_To be done_:
Return a copy of every line in the records that includes the word "France".

_Data entries_:
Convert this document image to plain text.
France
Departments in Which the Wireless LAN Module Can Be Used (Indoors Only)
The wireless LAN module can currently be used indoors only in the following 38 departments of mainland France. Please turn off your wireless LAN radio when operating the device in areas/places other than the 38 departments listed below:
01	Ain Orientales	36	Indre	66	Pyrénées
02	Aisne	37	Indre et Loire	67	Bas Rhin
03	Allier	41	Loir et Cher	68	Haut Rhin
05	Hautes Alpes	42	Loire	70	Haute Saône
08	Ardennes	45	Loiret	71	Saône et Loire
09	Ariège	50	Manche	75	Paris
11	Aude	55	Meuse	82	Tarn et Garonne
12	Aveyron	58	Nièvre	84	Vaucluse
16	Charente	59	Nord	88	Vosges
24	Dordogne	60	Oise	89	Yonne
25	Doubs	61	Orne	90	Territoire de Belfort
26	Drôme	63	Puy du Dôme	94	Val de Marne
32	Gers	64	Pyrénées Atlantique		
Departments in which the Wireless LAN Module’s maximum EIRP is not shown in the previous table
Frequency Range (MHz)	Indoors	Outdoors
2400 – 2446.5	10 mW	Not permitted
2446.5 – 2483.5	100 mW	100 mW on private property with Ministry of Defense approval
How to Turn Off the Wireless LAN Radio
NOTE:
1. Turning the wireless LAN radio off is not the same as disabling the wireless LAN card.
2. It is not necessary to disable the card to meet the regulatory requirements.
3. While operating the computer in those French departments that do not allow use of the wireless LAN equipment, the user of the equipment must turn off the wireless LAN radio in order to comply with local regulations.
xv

_Answer to the task_:
France
The wireless LAN module can currently be used indoors only in the following 38 departments of mainland France. Please turn off your wireless LAN radio when operating the device in areas/places other than the 38 departments listed below:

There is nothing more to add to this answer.